▸ **Problem**
Go through the entries below and collect each line with the string "mice" in it.
====== Input data
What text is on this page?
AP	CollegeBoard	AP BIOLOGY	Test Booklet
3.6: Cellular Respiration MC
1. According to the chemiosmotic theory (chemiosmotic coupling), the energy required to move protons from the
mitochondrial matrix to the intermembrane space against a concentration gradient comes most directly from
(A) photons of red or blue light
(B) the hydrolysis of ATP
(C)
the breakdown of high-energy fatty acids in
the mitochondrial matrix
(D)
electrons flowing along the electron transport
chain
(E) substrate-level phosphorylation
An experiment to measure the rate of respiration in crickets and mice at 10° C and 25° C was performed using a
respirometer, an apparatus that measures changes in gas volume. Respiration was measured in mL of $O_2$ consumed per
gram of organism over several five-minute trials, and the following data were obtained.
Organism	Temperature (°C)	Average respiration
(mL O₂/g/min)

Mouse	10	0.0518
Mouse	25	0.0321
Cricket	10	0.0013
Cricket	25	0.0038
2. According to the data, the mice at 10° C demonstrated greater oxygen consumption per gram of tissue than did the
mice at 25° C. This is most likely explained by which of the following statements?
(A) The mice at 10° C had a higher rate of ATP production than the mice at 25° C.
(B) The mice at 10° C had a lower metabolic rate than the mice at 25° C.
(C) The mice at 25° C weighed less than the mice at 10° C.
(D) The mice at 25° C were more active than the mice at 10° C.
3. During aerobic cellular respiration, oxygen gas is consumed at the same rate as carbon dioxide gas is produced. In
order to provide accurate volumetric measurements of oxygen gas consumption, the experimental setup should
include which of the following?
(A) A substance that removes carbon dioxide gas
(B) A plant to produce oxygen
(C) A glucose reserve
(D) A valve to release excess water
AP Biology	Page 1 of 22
============
====== Input data
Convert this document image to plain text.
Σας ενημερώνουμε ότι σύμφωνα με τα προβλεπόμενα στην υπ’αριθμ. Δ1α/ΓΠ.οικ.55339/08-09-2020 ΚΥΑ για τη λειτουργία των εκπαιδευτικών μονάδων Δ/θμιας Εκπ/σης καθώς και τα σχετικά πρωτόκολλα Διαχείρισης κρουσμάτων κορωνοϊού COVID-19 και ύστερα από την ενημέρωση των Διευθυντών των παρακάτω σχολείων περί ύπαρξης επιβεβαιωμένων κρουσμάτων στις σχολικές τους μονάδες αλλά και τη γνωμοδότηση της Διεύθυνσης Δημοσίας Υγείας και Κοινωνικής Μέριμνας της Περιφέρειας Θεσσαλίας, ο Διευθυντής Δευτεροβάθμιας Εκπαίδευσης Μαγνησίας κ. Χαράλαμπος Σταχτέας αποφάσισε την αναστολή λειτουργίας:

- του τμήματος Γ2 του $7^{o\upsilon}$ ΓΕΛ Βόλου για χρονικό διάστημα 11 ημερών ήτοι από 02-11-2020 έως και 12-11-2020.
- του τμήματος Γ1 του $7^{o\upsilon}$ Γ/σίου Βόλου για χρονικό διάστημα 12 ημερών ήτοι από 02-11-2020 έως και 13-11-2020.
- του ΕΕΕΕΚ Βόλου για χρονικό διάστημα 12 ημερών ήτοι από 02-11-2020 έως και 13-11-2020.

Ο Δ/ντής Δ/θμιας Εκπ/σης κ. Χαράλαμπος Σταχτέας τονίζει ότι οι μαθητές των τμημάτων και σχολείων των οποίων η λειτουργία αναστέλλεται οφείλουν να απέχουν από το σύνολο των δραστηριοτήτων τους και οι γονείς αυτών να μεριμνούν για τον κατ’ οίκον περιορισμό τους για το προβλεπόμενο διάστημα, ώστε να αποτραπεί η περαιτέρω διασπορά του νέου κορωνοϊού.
============
====== Input data
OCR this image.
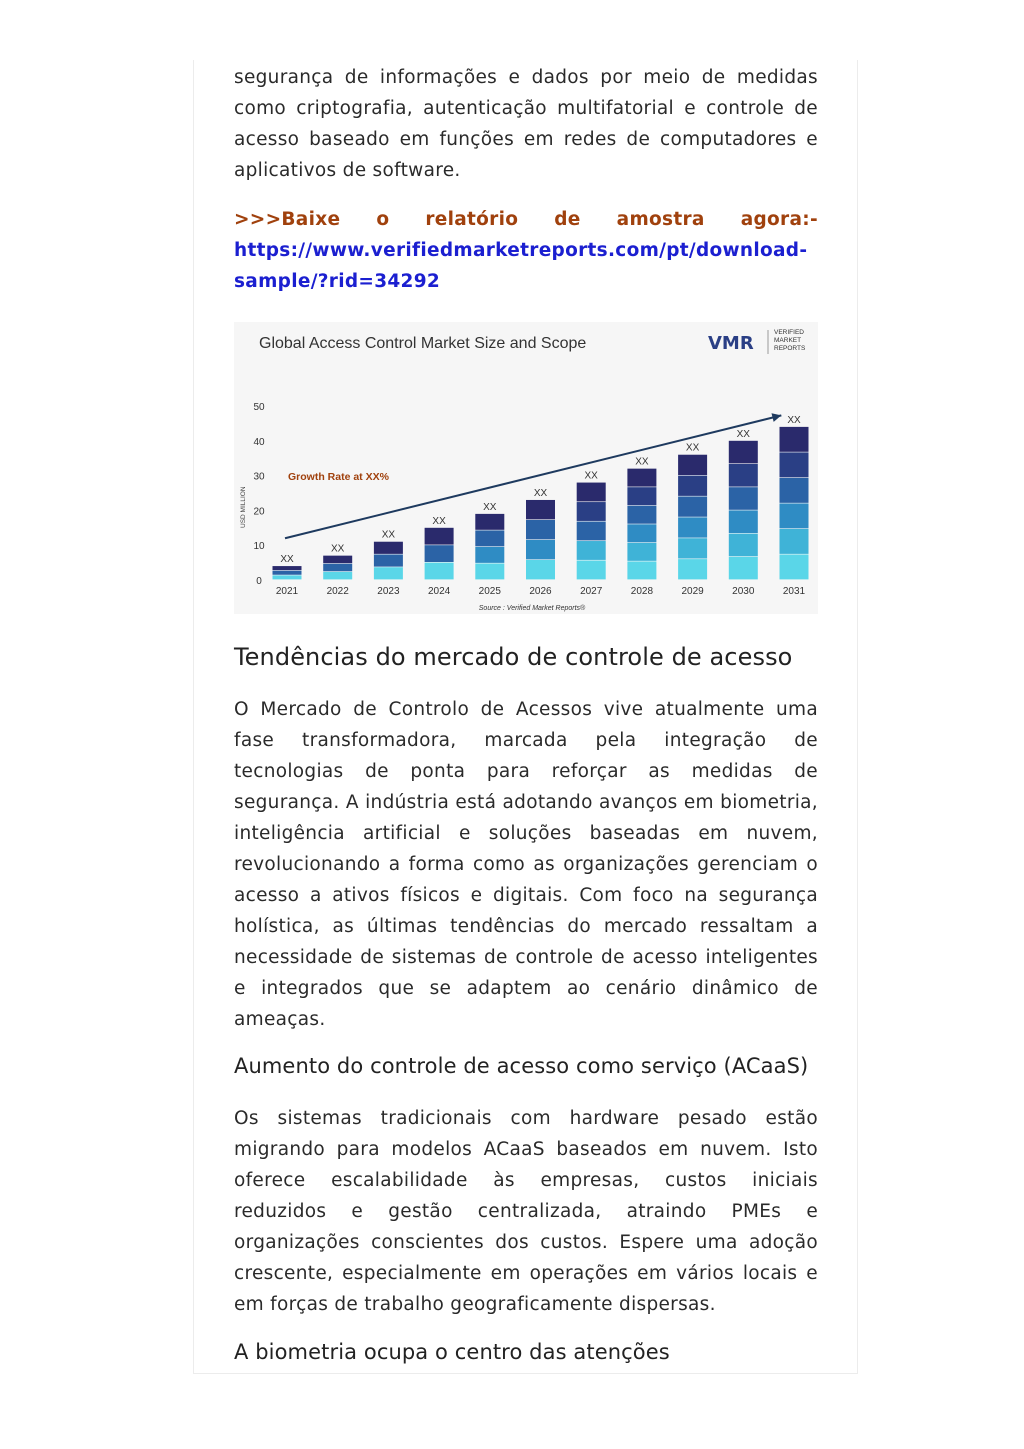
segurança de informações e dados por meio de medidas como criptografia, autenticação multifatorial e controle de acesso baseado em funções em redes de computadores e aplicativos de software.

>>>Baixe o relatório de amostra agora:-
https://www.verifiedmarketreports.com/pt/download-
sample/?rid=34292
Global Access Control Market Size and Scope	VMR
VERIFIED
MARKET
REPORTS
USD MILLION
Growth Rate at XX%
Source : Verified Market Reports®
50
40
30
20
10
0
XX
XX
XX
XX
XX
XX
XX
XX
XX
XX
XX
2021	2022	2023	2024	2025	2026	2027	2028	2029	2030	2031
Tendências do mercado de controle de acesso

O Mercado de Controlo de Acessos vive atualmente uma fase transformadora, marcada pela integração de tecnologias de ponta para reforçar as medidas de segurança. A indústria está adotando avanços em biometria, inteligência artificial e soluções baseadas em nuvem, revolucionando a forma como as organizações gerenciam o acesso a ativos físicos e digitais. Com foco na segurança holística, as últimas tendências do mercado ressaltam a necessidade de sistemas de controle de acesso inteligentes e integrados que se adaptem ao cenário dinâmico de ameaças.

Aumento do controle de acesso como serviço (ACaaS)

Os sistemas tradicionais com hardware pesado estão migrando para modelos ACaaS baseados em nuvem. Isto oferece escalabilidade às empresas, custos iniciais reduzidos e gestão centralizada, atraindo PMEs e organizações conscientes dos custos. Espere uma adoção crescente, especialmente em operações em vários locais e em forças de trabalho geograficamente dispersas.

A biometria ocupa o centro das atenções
============
▸ **Solution**
An experiment to measure the rate of respiration in crickets and mice at 10° C and 25° C was performed using a
2. According to the data, the mice at 10° C demonstrated greater oxygen consumption per gram of tissue than did the
mice at 25° C. This is most likely explained by which of the following statements?
(A) The mice at 10° C had a higher rate of ATP production than the mice at 25° C.
(B) The mice at 10° C had a lower metabolic rate than the mice at 25° C.
(C) The mice at 25° C weighed less than the mice at 10° C.
(D) The mice at 25° C were more active than the mice at 10° C.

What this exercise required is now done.